Perintah Tugas 1:
Jawablah pertanyaan berikut berdasarkan teks tentang alasan Muhammadiyah memakai hisab.
(a) Lembaga apa yang disebut menggunakan hisab untuk penetapan awal bulan kamariah?
(b) Siapa yang menelusuri literatur dari Majelis Tarjih PP Muhammadiyah?
(c) Surat dan ayat Al-Qur'an mana yang dikutip sebagai alasan kedua?
Perintah Tugas 2: Terjemahkan kalimat "Majelis Tarjih dan Tajdid tidak menggunakan rukyat." dari teks tentang metode hisab Muhammadiyah ke dalam bahasa Inggris.
Perintah Tugas 3: Lanjutkan teks tentang alasan Muhammadiyah memilih metode hisab, mulai dari bagian terakhir yang ditampilkan.

Teks Halaman:
7/21/2012

Mengapa Muhammadiyah memilih Metode Hisab?


Muhammadiyah, seperti dilakukan oleh Majelis Tarjih dan Tajdid, digunakan hisab untuk penetapan awal bulan kamariah, termasuk bulan-bulan ibadah. Majelis Tarjih dan Tajdid tidak menggunakan rukyat. Setelah Majelis Tarjih PDM Kota Yogyakarta menelusuri literatur dari Majelis Tarjih PP Muhammadiyah, setidaknya ada beberapa alasan mengapa Muhammadiyah lebih memilih menggunakan Hisab dalam menentukan awal bulan kamariyah, termasuk di dalamnya awal bulan Ramadhan.

Alasan Penggunaan Hisab
Alasan penggunaan hisab dalam Muhammadiyah adalah sebagai berikut:
1.       Al-Qur’an Surat Ar-Rahman ayat 5:
الشَّمْسُ وَالْقَمَرُ بِحُسْبَانٍ (الرحمن:5)
        Artinya: Matahari dan bulan (beredar) menurut perhitungan

2.       Al-Qur’an Surat Yunus ayat 5
هُوَ الَّذِي جَعَلَ الشَّمْسَ ضِيَاءً وَالْقَمَرَ نُورًا وَقَدَّرَهُ مَنَازِلَ لِتَعْلَمُوا عَدَدَ السِّنِينَ وَالْحِسَابَ (يونس:5)
        Artinya: Dia-lah yang menjadikan matahari bersinar dan bulan bercahaya dan ditetapkan-Nya manzilah-manzilah (tempat-tempat) bagi perjalanan bulan itu, supaya kamu mengetahui bilangan tahun dan perhitungan (waktu).

Baris yang Disediakan:
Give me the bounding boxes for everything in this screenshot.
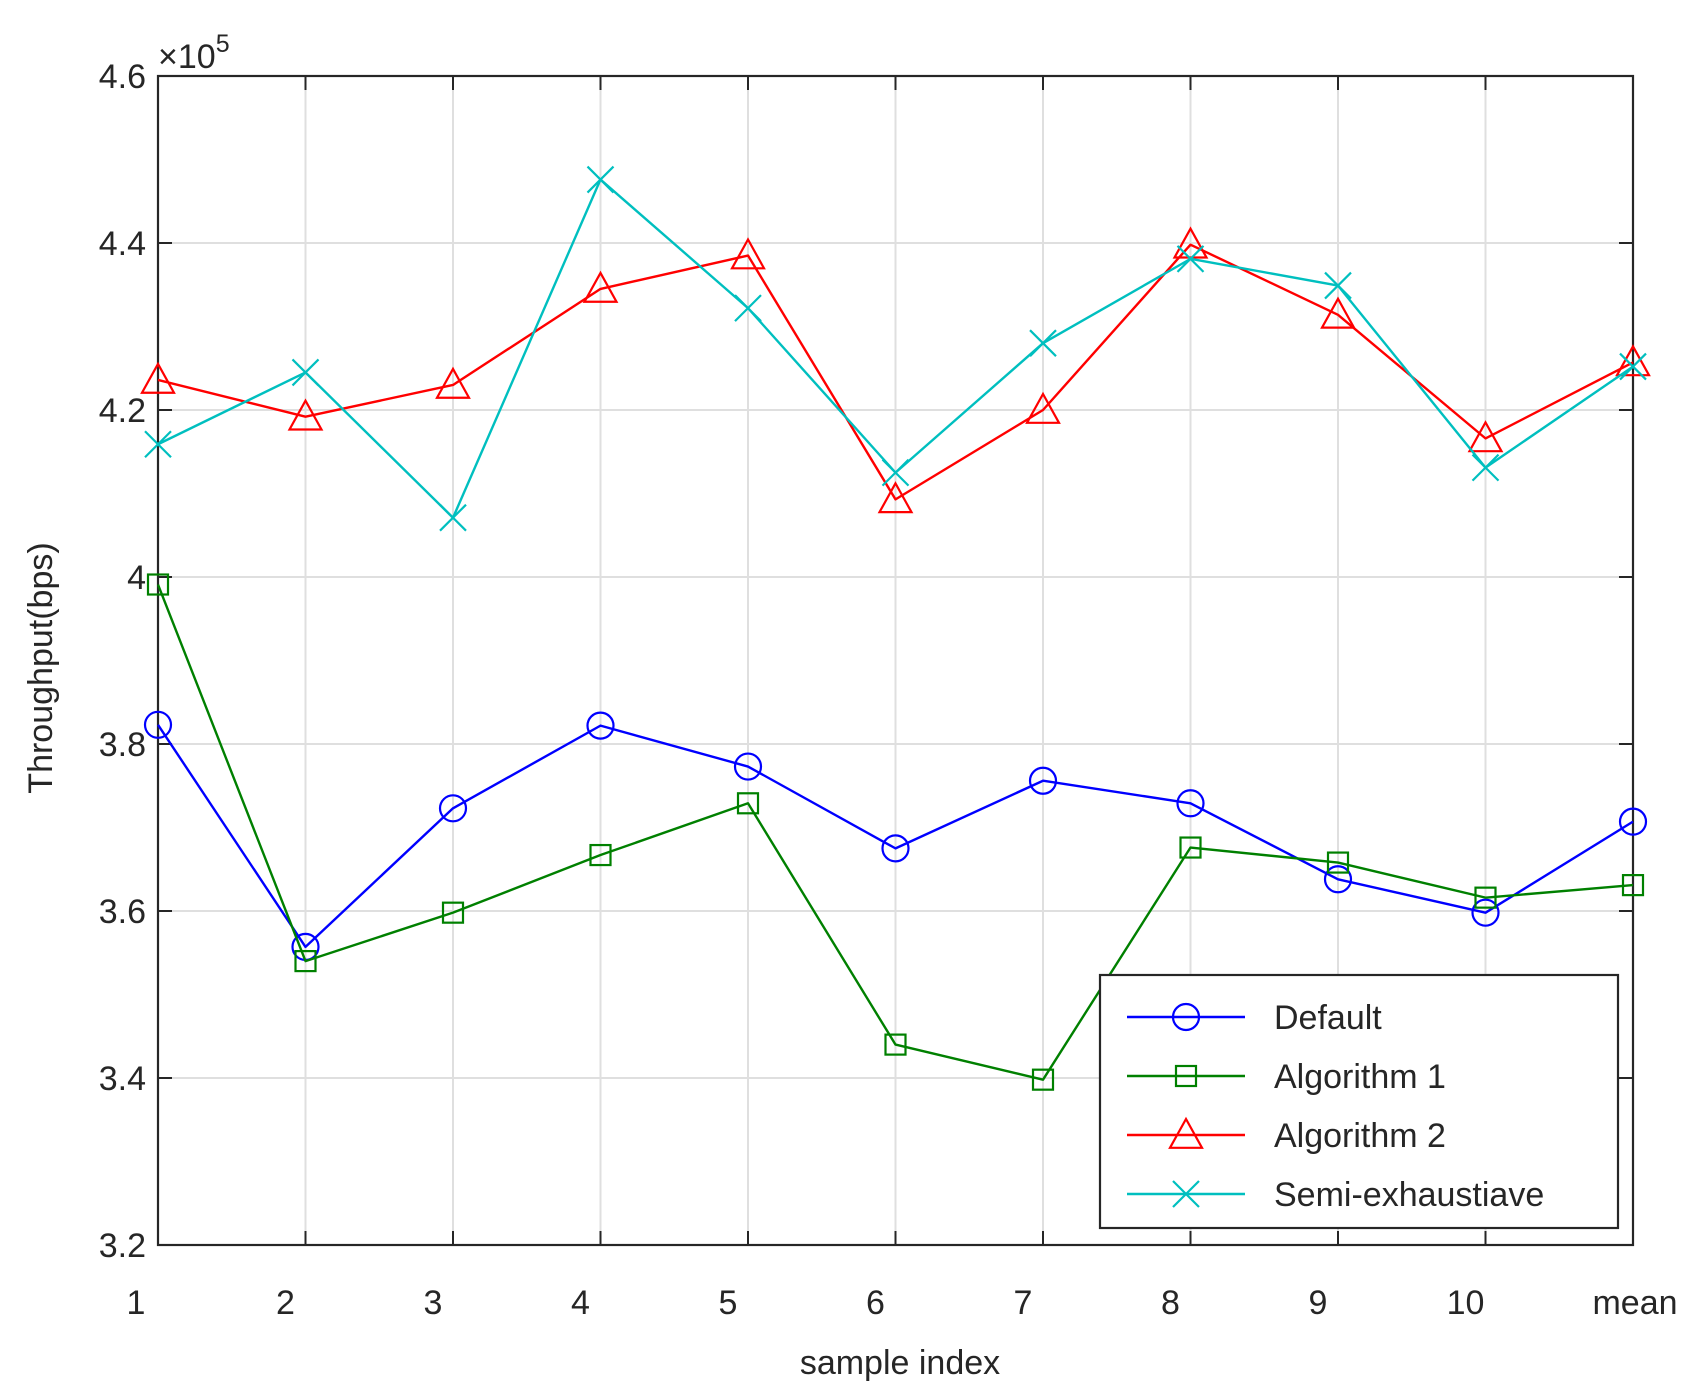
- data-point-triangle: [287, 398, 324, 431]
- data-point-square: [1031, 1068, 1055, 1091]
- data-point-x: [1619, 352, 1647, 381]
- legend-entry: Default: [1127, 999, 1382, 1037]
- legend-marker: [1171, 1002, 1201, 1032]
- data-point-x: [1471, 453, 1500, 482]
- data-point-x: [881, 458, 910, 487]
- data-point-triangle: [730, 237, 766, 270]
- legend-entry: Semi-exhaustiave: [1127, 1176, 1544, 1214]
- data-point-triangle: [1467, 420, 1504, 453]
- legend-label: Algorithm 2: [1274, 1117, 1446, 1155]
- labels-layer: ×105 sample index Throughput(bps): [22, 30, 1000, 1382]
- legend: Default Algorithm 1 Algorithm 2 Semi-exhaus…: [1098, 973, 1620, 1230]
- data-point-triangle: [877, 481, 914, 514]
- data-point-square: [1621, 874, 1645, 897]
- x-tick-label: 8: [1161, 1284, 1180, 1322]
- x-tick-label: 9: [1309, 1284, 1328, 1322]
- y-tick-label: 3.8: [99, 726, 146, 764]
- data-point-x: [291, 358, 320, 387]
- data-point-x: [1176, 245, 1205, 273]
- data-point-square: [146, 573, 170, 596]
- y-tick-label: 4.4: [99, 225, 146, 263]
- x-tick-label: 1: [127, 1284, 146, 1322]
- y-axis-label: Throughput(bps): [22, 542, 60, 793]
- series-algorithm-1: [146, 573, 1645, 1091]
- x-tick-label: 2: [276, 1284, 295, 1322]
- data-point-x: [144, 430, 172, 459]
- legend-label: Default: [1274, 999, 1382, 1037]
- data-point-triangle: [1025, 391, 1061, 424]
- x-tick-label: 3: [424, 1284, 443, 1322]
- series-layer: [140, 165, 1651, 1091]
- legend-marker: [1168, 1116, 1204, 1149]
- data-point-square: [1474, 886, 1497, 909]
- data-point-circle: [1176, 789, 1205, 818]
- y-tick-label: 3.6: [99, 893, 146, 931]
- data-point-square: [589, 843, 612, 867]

Jawaban Tugas 1:
(a) Majelis Tarjih dan Tajdid.
(b) Majelis Tarjih PDM Kota Yogyakarta.
(c) Surat Yunus ayat 5.

Jawaban Tugas 2: The Majelis Tarjih dan Tajdid does not use rukyat.

Jawaban Tugas 3:
3.       Hadis al-Bukhari dan Muslim,
إِذَا رَأَيْتُمُوْهُ فصُوْمُوْا وَإِذَا رَأَيْتُمُوْهُ فَأَفْطِرُوْا فَإِنْ غُمَّ عَلَيْكُمْ فَاقْدُرُوْا لَهُ [رواه البخاري ، واللفظ له ، ومسلم] .
        Artinya: Apabila kamu melihat hilal berpuasalah, dan apabila kamu melihatnya beridulfitrilah! Jika Bulan terhalang oleh awan terhadapmu, maka estimasikanlah [HR al-Bukhari, dan lafal di atas adalah lafalnya, dan juga diriwayatkan Muslim].

4.       Hadis tentang keadaan umat yang masih ummi, yaitu sabda Nabi saw,
إِنَّا أُمَّةٌ أُمِّيَّةٌ لا نَكْتُبُ ولا نَحْسُبُ الشَّهْرُ هَكَذَا وَهَكَذَا يَعْنِي مَرَّةً تِسْعَةً وَعِشْرِينَ وَمَرَّةً ثَلاثِينَ [رواه البخاري ومسلم].
        Artinya: Sesungguhnya kami adalah umat yang ummi; kami tidak bisa menulis dan tidak bisa melakukan hisab. Bulan itu adalah demikian-demikian. Maksudnya adalah kadang-kadang dua puluh sembilan hari, dan kadang-kadang tiga puluh hari [HR al-Bukhari dan Muslim].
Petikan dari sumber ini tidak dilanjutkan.